▶ [Data section]
═══
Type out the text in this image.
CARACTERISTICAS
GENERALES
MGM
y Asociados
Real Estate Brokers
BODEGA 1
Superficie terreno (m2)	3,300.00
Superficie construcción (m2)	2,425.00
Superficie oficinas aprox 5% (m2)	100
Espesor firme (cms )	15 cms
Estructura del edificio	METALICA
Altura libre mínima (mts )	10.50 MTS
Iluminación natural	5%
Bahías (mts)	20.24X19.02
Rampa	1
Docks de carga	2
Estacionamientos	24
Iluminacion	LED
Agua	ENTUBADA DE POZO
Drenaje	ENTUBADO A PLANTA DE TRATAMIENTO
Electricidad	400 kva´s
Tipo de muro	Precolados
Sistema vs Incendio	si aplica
═══
Extract the complete set of records unchanged.

Type out the text in this image.
CARACTERISTICAS
GENERALES
MGM
y Asociados
Real Estate Brokers
BODEGA 1
Superficie terreno (m2)	3,300.00
Superficie construcción (m2)	2,425.00
Superficie oficinas aprox 5% (m2)	100
Espesor firme (cms )	15 cms
Estructura del edificio	METALICA
Altura libre mínima (mts )	10.50 MTS
Iluminación natural	5%
Bahías (mts)	20.24X19.02
Rampa	1
Docks de carga	2
Estacionamientos	24
Iluminacion	LED
Agua	ENTUBADA DE POZO
Drenaje	ENTUBADO A PLANTA DE TRATAMIENTO
Electricidad	400 kva´s
Tipo de muro	Precolados
Sistema vs Incendio	si aplica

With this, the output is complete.